» DIRECTIONS
Could you print every record below exactly as it appears?

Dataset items

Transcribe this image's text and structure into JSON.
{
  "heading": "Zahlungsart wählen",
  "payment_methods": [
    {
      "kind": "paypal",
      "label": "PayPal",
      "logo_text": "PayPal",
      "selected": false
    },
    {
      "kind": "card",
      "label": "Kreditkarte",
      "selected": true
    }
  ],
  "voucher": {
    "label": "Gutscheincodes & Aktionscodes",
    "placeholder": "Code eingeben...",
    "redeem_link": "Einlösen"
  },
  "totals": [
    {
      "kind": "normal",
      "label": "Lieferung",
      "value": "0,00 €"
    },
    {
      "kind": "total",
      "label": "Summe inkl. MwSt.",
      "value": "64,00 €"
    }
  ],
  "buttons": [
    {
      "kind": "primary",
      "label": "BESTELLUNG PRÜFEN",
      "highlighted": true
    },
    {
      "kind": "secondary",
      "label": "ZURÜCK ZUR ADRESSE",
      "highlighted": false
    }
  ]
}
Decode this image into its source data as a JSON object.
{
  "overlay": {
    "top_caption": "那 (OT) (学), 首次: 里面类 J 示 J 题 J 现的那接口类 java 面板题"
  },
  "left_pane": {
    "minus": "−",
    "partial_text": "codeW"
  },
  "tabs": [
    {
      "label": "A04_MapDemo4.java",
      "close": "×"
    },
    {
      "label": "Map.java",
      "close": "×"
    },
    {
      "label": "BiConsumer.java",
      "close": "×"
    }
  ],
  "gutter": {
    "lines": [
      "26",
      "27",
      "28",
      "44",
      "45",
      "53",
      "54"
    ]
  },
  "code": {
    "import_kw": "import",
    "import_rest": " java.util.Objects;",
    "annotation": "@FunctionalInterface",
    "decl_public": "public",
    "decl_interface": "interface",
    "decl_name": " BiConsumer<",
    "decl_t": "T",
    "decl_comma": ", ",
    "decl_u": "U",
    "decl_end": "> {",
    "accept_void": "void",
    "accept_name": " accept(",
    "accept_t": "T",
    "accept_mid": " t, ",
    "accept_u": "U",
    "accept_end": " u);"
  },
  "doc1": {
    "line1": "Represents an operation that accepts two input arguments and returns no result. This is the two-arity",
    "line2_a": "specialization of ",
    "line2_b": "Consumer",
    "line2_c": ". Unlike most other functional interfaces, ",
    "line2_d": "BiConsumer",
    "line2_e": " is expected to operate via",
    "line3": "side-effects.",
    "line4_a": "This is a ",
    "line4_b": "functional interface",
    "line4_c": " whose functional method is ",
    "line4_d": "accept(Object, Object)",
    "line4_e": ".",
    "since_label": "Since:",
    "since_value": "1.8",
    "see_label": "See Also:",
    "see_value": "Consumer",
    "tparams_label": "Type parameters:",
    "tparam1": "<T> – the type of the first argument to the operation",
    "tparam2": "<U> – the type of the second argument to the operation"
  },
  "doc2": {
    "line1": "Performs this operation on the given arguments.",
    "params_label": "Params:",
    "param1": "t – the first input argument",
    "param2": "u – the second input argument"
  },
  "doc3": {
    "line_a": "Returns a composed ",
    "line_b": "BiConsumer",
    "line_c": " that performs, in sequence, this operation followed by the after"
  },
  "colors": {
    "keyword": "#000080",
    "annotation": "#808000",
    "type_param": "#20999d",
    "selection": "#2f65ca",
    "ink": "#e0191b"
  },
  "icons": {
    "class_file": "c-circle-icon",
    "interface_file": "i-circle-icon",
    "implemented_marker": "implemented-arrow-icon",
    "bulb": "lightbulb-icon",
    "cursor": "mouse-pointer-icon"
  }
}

» RESULT OF THIS TASK
Transcribe this image's text and structure into JSON.
{
  "heading": "Zahlungsart wählen",
  "payment_methods": [
    {
      "kind": "paypal",
      "label": "PayPal",
      "logo_text": "PayPal",
      "selected": false
    },
    {
      "kind": "card",
      "label": "Kreditkarte",
      "selected": true
    }
  ],
  "voucher": {
    "label": "Gutscheincodes & Aktionscodes",
    "placeholder": "Code eingeben...",
    "redeem_link": "Einlösen"
  },
  "totals": [
    {
      "kind": "normal",
      "label": "Lieferung",
      "value": "0,00 €"
    },
    {
      "kind": "total",
      "label": "Summe inkl. MwSt.",
      "value": "64,00 €"
    }
  ],
  "buttons": [
    {
      "kind": "primary",
      "label": "BESTELLUNG PRÜFEN",
      "highlighted": true
    },
    {
      "kind": "secondary",
      "label": "ZURÜCK ZUR ADRESSE",
      "highlighted": false
    }
  ]
}
Decode this image into its source data as a JSON object.
{
  "overlay": {
    "top_caption": "那 (OT) (学), 首次: 里面类 J 示 J 题 J 现的那接口类 java 面板题"
  },
  "left_pane": {
    "minus": "−",
    "partial_text": "codeW"
  },
  "tabs": [
    {
      "label": "A04_MapDemo4.java",
      "close": "×"
    },
    {
      "label": "Map.java",
      "close": "×"
    },
    {
      "label": "BiConsumer.java",
      "close": "×"
    }
  ],
  "gutter": {
    "lines": [
      "26",
      "27",
      "28",
      "44",
      "45",
      "53",
      "54"
    ]
  },
  "code": {
    "import_kw": "import",
    "import_rest": " java.util.Objects;",
    "annotation": "@FunctionalInterface",
    "decl_public": "public",
    "decl_interface": "interface",
    "decl_name": " BiConsumer<",
    "decl_t": "T",
    "decl_comma": ", ",
    "decl_u": "U",
    "decl_end": "> {",
    "accept_void": "void",
    "accept_name": " accept(",
    "accept_t": "T",
    "accept_mid": " t, ",
    "accept_u": "U",
    "accept_end": " u);"
  },
  "doc1": {
    "line1": "Represents an operation that accepts two input arguments and returns no result. This is the two-arity",
    "line2_a": "specialization of ",
    "line2_b": "Consumer",
    "line2_c": ". Unlike most other functional interfaces, ",
    "line2_d": "BiConsumer",
    "line2_e": " is expected to operate via",
    "line3": "side-effects.",
    "line4_a": "This is a ",
    "line4_b": "functional interface",
    "line4_c": " whose functional method is ",
    "line4_d": "accept(Object, Object)",
    "line4_e": ".",
    "since_label": "Since:",
    "since_value": "1.8",
    "see_label": "See Also:",
    "see_value": "Consumer",
    "tparams_label": "Type parameters:",
    "tparam1": "<T> – the type of the first argument to the operation",
    "tparam2": "<U> – the type of the second argument to the operation"
  },
  "doc2": {
    "line1": "Performs this operation on the given arguments.",
    "params_label": "Params:",
    "param1": "t – the first input argument",
    "param2": "u – the second input argument"
  },
  "doc3": {
    "line_a": "Returns a composed ",
    "line_b": "BiConsumer",
    "line_c": " that performs, in sequence, this operation followed by the after"
  },
  "colors": {
    "keyword": "#000080",
    "annotation": "#808000",
    "type_param": "#20999d",
    "selection": "#2f65ca",
    "ink": "#e0191b"
  },
  "icons": {
    "class_file": "c-circle-icon",
    "interface_file": "i-circle-icon",
    "implemented_marker": "implemented-arrow-icon",
    "bulb": "lightbulb-icon",
    "cursor": "mouse-pointer-icon"
  }
}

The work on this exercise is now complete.